## PROBLEM DETAILS
Restate the records in their entirety, word for word.

Stored data entries:
**********

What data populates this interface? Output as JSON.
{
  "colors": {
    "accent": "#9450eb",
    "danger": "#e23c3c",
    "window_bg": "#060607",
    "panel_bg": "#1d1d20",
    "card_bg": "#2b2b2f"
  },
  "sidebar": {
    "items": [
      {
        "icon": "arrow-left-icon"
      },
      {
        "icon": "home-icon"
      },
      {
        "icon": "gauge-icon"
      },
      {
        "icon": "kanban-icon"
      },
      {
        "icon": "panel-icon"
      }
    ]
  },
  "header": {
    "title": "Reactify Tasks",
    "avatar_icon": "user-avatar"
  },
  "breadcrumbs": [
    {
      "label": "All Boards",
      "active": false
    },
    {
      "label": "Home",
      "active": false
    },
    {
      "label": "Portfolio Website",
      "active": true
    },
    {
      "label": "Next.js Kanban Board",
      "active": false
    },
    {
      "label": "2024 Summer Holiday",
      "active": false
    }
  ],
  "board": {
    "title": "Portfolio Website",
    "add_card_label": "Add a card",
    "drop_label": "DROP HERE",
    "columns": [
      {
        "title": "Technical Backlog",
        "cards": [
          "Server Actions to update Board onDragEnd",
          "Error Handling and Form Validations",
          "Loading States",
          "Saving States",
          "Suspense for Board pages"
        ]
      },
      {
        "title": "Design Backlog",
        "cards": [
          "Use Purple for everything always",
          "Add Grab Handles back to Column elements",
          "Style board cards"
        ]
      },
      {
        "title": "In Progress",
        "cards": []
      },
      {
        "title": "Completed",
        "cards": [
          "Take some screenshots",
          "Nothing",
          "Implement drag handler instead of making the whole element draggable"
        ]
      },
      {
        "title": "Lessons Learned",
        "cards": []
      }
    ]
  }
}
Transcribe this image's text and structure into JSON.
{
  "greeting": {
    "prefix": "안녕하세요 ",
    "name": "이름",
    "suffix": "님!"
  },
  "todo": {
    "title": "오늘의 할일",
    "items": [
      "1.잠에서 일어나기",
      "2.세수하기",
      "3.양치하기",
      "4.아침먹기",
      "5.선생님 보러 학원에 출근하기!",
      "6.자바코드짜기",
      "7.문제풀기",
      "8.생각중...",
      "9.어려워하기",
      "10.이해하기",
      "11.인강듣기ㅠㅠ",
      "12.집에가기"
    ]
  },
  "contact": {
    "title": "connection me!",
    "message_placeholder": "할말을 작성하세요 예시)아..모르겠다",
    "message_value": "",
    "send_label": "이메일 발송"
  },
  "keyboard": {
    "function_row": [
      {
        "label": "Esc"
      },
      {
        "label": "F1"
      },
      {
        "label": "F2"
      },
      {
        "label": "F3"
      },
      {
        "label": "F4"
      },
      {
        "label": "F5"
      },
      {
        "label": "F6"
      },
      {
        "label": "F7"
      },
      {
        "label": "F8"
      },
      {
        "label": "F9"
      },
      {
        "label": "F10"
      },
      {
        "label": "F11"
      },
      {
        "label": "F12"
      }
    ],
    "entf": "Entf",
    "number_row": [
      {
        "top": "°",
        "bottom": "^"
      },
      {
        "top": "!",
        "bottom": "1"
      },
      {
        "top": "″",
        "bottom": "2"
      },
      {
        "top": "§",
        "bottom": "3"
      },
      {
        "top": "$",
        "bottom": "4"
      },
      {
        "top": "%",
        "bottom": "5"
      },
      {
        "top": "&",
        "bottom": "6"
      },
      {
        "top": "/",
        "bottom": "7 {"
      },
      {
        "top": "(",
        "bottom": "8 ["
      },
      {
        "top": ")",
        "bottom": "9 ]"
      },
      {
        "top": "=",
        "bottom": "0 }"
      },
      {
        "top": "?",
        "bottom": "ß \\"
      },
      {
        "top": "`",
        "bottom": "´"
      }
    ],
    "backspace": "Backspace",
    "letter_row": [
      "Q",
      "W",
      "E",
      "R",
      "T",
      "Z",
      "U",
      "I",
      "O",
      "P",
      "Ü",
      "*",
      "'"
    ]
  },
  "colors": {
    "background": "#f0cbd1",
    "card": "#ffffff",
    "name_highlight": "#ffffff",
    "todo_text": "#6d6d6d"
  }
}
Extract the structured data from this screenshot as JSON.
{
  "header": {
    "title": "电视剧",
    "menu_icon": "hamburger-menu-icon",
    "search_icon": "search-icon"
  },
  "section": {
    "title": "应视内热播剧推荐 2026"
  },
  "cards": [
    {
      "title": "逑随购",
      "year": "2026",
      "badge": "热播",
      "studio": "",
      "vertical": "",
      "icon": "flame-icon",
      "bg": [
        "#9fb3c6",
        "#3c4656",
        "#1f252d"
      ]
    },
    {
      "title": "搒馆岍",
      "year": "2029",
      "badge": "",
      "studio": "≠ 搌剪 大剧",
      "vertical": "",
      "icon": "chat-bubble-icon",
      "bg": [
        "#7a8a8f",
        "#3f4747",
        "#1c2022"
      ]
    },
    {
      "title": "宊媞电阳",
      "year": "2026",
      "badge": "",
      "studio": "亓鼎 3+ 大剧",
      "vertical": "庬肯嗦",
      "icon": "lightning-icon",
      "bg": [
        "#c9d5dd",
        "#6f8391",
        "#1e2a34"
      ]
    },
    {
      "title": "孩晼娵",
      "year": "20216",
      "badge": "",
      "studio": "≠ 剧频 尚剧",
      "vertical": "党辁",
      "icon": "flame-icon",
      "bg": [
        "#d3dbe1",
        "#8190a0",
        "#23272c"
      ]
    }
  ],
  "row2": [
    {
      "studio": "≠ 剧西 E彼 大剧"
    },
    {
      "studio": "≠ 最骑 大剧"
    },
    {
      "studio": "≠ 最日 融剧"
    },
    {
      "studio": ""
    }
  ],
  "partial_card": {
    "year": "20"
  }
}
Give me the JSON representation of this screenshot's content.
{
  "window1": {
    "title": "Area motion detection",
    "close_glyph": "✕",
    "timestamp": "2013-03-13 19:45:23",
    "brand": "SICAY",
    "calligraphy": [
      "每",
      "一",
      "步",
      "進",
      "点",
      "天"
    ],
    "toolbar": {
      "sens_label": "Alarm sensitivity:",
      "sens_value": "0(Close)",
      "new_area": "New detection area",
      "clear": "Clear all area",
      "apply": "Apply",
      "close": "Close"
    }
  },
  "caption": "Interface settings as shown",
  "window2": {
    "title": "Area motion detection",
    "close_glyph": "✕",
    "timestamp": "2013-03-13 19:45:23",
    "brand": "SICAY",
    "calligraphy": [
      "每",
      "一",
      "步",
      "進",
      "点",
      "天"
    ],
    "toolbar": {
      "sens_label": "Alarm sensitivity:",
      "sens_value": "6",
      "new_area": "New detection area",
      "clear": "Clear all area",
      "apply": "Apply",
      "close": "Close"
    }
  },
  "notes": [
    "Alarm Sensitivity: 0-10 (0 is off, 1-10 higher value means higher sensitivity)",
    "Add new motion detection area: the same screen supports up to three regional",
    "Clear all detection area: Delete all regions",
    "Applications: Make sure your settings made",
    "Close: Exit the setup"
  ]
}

**********

## RESPONSE TO THIS EXERCISE
What data populates this interface? Output as JSON.
{
  "colors": {
    "accent": "#9450eb",
    "danger": "#e23c3c",
    "window_bg": "#060607",
    "panel_bg": "#1d1d20",
    "card_bg": "#2b2b2f"
  },
  "sidebar": {
    "items": [
      {
        "icon": "arrow-left-icon"
      },
      {
        "icon": "home-icon"
      },
      {
        "icon": "gauge-icon"
      },
      {
        "icon": "kanban-icon"
      },
      {
        "icon": "panel-icon"
      }
    ]
  },
  "header": {
    "title": "Reactify Tasks",
    "avatar_icon": "user-avatar"
  },
  "breadcrumbs": [
    {
      "label": "All Boards",
      "active": false
    },
    {
      "label": "Home",
      "active": false
    },
    {
      "label": "Portfolio Website",
      "active": true
    },
    {
      "label": "Next.js Kanban Board",
      "active": false
    },
    {
      "label": "2024 Summer Holiday",
      "active": false
    }
  ],
  "board": {
    "title": "Portfolio Website",
    "add_card_label": "Add a card",
    "drop_label": "DROP HERE",
    "columns": [
      {
        "title": "Technical Backlog",
        "cards": [
          "Server Actions to update Board onDragEnd",
          "Error Handling and Form Validations",
          "Loading States",
          "Saving States",
          "Suspense for Board pages"
        ]
      },
      {
        "title": "Design Backlog",
        "cards": [
          "Use Purple for everything always",
          "Add Grab Handles back to Column elements",
          "Style board cards"
        ]
      },
      {
        "title": "In Progress",
        "cards": []
      },
      {
        "title": "Completed",
        "cards": [
          "Take some screenshots",
          "Nothing",
          "Implement drag handler instead of making the whole element draggable"
        ]
      },
      {
        "title": "Lessons Learned",
        "cards": []
      }
    ]
  }
}
Transcribe this image's text and structure into JSON.
{
  "greeting": {
    "prefix": "안녕하세요 ",
    "name": "이름",
    "suffix": "님!"
  },
  "todo": {
    "title": "오늘의 할일",
    "items": [
      "1.잠에서 일어나기",
      "2.세수하기",
      "3.양치하기",
      "4.아침먹기",
      "5.선생님 보러 학원에 출근하기!",
      "6.자바코드짜기",
      "7.문제풀기",
      "8.생각중...",
      "9.어려워하기",
      "10.이해하기",
      "11.인강듣기ㅠㅠ",
      "12.집에가기"
    ]
  },
  "contact": {
    "title": "connection me!",
    "message_placeholder": "할말을 작성하세요 예시)아..모르겠다",
    "message_value": "",
    "send_label": "이메일 발송"
  },
  "keyboard": {
    "function_row": [
      {
        "label": "Esc"
      },
      {
        "label": "F1"
      },
      {
        "label": "F2"
      },
      {
        "label": "F3"
      },
      {
        "label": "F4"
      },
      {
        "label": "F5"
      },
      {
        "label": "F6"
      },
      {
        "label": "F7"
      },
      {
        "label": "F8"
      },
      {
        "label": "F9"
      },
      {
        "label": "F10"
      },
      {
        "label": "F11"
      },
      {
        "label": "F12"
      }
    ],
    "entf": "Entf",
    "number_row": [
      {
        "top": "°",
        "bottom": "^"
      },
      {
        "top": "!",
        "bottom": "1"
      },
      {
        "top": "″",
        "bottom": "2"
      },
      {
        "top": "§",
        "bottom": "3"
      },
      {
        "top": "$",
        "bottom": "4"
      },
      {
        "top": "%",
        "bottom": "5"
      },
      {
        "top": "&",
        "bottom": "6"
      },
      {
        "top": "/",
        "bottom": "7 {"
      },
      {
        "top": "(",
        "bottom": "8 ["
      },
      {
        "top": ")",
        "bottom": "9 ]"
      },
      {
        "top": "=",
        "bottom": "0 }"
      },
      {
        "top": "?",
        "bottom": "ß \\"
      },
      {
        "top": "`",
        "bottom": "´"
      }
    ],
    "backspace": "Backspace",
    "letter_row": [
      "Q",
      "W",
      "E",
      "R",
      "T",
      "Z",
      "U",
      "I",
      "O",
      "P",
      "Ü",
      "*",
      "'"
    ]
  },
  "colors": {
    "background": "#f0cbd1",
    "card": "#ffffff",
    "name_highlight": "#ffffff",
    "todo_text": "#6d6d6d"
  }
}
Extract the structured data from this screenshot as JSON.
{
  "header": {
    "title": "电视剧",
    "menu_icon": "hamburger-menu-icon",
    "search_icon": "search-icon"
  },
  "section": {
    "title": "应视内热播剧推荐 2026"
  },
  "cards": [
    {
      "title": "逑随购",
      "year": "2026",
      "badge": "热播",
      "studio": "",
      "vertical": "",
      "icon": "flame-icon",
      "bg": [
        "#9fb3c6",
        "#3c4656",
        "#1f252d"
      ]
    },
    {
      "title": "搒馆岍",
      "year": "2029",
      "badge": "",
      "studio": "≠ 搌剪 大剧",
      "vertical": "",
      "icon": "chat-bubble-icon",
      "bg": [
        "#7a8a8f",
        "#3f4747",
        "#1c2022"
      ]
    },
    {
      "title": "宊媞电阳",
      "year": "2026",
      "badge": "",
      "studio": "亓鼎 3+ 大剧",
      "vertical": "庬肯嗦",
      "icon": "lightning-icon",
      "bg": [
        "#c9d5dd",
        "#6f8391",
        "#1e2a34"
      ]
    },
    {
      "title": "孩晼娵",
      "year": "20216",
      "badge": "",
      "studio": "≠ 剧频 尚剧",
      "vertical": "党辁",
      "icon": "flame-icon",
      "bg": [
        "#d3dbe1",
        "#8190a0",
        "#23272c"
      ]
    }
  ],
  "row2": [
    {
      "studio": "≠ 剧西 E彼 大剧"
    },
    {
      "studio": "≠ 最骑 大剧"
    },
    {
      "studio": "≠ 最日 融剧"
    },
    {
      "studio": ""
    }
  ],
  "partial_card": {
    "year": "20"
  }
}
Give me the JSON representation of this screenshot's content.
{
  "window1": {
    "title": "Area motion detection",
    "close_glyph": "✕",
    "timestamp": "2013-03-13 19:45:23",
    "brand": "SICAY",
    "calligraphy": [
      "每",
      "一",
      "步",
      "進",
      "点",
      "天"
    ],
    "toolbar": {
      "sens_label": "Alarm sensitivity:",
      "sens_value": "0(Close)",
      "new_area": "New detection area",
      "clear": "Clear all area",
      "apply": "Apply",
      "close": "Close"
    }
  },
  "caption": "Interface settings as shown",
  "window2": {
    "title": "Area motion detection",
    "close_glyph": "✕",
    "timestamp": "2013-03-13 19:45:23",
    "brand": "SICAY",
    "calligraphy": [
      "每",
      "一",
      "步",
      "進",
      "点",
      "天"
    ],
    "toolbar": {
      "sens_label": "Alarm sensitivity:",
      "sens_value": "6",
      "new_area": "New detection area",
      "clear": "Clear all area",
      "apply": "Apply",
      "close": "Close"
    }
  },
  "notes": [
    "Alarm Sensitivity: 0-10 (0 is off, 1-10 higher value means higher sensitivity)",
    "Add new motion detection area: the same screen supports up to three regional",
    "Clear all detection area: Delete all regions",
    "Applications: Make sure your settings made",
    "Close: Exit the setup"
  ]
}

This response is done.